Supplied records
********************
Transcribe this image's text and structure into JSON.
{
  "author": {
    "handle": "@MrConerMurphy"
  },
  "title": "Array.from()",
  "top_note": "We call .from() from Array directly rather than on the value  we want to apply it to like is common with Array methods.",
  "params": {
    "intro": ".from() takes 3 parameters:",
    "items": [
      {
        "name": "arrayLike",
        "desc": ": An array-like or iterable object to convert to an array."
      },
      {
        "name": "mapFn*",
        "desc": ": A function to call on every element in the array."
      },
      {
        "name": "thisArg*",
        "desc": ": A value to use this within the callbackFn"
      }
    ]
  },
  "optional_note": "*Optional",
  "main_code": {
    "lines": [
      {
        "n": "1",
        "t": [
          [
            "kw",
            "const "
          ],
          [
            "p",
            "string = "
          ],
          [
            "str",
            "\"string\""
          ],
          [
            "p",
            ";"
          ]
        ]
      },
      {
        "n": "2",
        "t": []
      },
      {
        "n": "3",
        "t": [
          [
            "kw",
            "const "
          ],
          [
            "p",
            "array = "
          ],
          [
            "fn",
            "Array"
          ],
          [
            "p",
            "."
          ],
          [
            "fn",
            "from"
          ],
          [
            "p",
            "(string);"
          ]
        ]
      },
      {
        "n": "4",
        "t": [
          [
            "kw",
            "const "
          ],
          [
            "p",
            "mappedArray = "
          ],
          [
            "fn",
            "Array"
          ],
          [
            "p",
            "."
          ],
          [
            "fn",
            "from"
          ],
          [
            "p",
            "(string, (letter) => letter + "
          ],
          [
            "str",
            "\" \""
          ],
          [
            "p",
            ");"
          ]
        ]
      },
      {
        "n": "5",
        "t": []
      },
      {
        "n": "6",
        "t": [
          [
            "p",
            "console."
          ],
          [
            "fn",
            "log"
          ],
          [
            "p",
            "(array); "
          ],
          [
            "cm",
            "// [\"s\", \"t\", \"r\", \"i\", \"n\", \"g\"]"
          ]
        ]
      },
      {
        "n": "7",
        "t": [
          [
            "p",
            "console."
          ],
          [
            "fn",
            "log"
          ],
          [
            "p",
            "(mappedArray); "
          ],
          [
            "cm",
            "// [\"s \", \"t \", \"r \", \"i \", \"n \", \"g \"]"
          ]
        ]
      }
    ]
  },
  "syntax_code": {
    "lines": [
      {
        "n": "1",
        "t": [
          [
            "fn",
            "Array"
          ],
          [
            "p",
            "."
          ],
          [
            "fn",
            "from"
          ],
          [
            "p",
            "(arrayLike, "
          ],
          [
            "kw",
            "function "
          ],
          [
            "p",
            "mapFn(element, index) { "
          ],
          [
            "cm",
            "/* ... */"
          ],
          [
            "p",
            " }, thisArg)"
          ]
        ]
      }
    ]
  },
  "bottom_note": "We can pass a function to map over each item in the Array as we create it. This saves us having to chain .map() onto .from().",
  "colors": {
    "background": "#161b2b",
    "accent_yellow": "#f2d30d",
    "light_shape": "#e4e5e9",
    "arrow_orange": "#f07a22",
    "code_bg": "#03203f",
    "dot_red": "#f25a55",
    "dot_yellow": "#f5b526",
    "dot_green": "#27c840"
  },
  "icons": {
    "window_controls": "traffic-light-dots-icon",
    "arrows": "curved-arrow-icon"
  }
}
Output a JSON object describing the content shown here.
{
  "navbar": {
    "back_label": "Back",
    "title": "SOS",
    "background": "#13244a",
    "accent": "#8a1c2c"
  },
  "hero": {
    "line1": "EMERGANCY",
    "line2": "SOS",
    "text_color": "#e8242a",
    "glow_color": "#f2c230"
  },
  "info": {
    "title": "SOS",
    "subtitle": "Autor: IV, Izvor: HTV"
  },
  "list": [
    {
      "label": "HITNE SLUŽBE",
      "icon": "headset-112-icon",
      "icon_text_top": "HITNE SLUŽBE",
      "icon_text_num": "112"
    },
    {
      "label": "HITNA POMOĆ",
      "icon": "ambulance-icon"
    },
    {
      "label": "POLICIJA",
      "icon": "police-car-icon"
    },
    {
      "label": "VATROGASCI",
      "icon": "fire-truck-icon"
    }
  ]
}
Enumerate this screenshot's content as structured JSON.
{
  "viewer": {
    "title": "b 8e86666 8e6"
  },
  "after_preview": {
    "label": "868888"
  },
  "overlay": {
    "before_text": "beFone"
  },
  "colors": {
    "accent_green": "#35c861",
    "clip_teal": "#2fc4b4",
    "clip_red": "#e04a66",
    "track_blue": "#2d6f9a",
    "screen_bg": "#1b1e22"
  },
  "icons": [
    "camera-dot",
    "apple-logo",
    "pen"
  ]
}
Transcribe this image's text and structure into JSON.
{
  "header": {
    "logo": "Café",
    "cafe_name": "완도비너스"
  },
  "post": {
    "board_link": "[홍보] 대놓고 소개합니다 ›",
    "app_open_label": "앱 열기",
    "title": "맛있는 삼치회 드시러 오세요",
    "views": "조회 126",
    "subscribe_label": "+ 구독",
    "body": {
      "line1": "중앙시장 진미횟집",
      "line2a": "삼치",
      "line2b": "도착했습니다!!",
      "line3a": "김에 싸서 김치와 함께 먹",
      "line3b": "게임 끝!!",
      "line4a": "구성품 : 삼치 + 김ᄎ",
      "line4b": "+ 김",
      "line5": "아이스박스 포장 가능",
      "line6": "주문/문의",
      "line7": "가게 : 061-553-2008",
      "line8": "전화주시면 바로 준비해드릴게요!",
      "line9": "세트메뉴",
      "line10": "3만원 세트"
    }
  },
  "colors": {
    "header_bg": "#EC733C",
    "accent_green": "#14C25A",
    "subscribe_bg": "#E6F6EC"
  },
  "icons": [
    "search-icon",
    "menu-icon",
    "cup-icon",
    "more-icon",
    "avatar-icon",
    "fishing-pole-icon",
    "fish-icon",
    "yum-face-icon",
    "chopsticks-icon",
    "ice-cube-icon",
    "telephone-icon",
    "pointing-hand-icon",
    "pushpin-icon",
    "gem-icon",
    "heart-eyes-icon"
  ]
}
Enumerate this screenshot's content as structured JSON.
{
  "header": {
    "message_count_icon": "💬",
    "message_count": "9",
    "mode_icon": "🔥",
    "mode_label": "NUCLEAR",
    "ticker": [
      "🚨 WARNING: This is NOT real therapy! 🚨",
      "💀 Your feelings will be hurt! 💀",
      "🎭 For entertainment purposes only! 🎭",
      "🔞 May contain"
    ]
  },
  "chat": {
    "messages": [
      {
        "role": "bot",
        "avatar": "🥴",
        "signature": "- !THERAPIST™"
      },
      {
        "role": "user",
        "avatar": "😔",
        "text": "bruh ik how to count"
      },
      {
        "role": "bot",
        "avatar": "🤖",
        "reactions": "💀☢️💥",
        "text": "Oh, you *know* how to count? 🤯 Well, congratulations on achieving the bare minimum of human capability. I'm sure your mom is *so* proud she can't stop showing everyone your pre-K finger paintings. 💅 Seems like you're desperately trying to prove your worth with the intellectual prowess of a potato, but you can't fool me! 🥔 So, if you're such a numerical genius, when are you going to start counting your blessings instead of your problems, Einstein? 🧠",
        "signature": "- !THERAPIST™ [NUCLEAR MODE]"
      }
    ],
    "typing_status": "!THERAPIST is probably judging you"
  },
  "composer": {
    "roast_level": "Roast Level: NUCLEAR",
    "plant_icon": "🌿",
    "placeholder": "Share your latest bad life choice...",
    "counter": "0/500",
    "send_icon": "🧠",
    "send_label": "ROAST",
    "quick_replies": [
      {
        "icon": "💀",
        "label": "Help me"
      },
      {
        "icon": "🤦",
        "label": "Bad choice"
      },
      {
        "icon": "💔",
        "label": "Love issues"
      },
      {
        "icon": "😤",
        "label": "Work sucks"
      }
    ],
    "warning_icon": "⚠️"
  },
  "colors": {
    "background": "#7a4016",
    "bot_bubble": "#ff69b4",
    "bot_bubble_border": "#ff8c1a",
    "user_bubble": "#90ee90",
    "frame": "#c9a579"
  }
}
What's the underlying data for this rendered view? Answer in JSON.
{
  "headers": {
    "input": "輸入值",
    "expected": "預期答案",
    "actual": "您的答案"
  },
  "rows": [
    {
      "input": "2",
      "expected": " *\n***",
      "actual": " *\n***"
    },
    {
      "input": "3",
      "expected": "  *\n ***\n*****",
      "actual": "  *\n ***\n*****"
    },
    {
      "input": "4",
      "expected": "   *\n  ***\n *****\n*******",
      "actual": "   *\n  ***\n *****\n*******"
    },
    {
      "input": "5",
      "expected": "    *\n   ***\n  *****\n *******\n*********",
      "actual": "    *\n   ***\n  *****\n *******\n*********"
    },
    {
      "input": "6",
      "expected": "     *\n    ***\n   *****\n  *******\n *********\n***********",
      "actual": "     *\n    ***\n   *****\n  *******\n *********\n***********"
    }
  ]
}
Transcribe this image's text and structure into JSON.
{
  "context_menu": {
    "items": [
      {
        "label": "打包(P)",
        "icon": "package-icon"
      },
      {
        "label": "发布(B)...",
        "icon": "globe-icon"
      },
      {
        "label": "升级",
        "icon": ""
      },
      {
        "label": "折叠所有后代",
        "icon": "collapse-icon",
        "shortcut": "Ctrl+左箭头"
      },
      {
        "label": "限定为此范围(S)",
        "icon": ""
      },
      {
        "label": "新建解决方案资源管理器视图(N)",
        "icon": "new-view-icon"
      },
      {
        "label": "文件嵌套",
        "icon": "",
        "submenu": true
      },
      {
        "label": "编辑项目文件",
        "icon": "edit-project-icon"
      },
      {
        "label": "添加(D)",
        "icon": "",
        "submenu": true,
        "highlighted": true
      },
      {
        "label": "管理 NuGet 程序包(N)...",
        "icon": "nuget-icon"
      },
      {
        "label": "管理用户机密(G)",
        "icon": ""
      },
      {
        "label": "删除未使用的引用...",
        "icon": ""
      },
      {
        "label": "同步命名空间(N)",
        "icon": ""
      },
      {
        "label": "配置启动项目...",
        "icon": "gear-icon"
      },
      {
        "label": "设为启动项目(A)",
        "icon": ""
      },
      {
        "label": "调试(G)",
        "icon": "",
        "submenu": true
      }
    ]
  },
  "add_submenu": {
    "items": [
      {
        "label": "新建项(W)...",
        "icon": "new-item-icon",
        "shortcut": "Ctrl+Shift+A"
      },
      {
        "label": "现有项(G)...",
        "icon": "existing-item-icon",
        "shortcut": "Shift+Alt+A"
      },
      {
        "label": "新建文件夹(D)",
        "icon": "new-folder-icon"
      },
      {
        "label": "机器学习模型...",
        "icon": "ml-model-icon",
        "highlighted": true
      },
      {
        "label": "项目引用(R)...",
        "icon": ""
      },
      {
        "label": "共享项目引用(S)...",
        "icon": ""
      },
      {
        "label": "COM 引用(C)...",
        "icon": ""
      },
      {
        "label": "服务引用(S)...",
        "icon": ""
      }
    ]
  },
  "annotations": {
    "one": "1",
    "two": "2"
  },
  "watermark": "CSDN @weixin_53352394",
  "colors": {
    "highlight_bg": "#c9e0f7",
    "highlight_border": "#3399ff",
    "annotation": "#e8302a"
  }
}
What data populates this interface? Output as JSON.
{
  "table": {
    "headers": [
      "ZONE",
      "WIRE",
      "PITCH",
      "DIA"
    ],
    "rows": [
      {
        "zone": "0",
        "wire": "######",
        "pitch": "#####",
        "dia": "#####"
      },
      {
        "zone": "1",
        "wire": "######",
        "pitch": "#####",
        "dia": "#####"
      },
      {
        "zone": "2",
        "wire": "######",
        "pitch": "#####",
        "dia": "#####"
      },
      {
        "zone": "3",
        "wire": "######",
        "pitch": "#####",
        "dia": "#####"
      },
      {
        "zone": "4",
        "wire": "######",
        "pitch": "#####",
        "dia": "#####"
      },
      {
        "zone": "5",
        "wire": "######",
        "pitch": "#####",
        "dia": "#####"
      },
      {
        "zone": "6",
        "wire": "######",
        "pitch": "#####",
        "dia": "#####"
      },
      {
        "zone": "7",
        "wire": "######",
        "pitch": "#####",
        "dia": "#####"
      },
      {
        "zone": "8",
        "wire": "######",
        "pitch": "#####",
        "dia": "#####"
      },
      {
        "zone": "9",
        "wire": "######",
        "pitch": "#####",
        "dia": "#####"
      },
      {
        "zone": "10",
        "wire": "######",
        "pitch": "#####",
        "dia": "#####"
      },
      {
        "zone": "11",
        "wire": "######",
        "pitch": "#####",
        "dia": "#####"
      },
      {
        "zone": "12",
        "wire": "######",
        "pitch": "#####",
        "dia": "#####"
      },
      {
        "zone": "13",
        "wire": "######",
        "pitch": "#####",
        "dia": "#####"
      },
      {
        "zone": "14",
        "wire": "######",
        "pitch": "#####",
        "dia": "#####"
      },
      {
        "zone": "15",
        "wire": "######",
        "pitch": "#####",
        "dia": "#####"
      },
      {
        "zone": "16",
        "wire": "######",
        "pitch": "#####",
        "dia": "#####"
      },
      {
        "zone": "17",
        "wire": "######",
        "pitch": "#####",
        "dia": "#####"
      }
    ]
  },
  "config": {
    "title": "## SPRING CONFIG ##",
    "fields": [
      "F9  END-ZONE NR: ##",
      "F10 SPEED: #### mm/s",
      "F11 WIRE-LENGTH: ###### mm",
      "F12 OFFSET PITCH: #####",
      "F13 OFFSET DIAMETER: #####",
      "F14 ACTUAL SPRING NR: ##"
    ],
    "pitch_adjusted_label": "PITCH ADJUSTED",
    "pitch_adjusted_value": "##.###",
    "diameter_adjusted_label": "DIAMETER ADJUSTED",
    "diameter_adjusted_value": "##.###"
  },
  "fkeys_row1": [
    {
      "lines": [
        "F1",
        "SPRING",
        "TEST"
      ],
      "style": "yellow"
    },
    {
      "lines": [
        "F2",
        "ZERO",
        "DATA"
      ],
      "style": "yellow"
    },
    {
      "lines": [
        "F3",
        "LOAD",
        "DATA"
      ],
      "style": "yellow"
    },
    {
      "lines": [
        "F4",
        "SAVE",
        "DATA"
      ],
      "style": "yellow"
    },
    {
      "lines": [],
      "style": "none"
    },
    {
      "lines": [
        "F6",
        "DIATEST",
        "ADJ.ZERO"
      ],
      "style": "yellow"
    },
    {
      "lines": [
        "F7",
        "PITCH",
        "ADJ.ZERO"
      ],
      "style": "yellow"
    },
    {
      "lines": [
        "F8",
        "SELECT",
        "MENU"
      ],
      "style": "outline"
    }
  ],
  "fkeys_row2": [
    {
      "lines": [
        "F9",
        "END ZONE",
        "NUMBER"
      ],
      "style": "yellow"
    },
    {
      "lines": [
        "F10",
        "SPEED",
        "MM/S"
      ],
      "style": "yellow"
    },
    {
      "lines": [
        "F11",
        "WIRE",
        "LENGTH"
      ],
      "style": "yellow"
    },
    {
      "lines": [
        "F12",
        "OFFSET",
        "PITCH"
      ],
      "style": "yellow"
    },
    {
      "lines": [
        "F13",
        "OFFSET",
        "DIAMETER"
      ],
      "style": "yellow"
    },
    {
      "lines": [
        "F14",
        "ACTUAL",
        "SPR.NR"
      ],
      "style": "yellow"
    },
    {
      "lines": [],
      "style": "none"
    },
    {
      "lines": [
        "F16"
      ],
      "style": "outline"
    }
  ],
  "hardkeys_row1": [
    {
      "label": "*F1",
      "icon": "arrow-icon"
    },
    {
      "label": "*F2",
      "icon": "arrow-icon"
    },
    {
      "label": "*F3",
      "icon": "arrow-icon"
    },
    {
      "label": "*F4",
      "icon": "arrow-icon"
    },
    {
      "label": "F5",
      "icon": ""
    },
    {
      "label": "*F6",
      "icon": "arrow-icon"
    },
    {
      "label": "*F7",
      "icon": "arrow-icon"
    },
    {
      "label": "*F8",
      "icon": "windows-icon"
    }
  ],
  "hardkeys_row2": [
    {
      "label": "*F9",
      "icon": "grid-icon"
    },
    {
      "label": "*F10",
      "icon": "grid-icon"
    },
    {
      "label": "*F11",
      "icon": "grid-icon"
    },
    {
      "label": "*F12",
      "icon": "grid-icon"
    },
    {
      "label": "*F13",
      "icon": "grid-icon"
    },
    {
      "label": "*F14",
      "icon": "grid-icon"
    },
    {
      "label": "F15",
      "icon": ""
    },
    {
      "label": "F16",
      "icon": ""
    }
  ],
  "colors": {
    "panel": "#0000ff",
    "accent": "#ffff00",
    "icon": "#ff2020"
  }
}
********************
Short problem
Copy each line above where the string "Ctrl" occurs.

Answer to this exercise
        "shortcut": "Ctrl+左箭头"
        "shortcut": "Ctrl+Shift+A"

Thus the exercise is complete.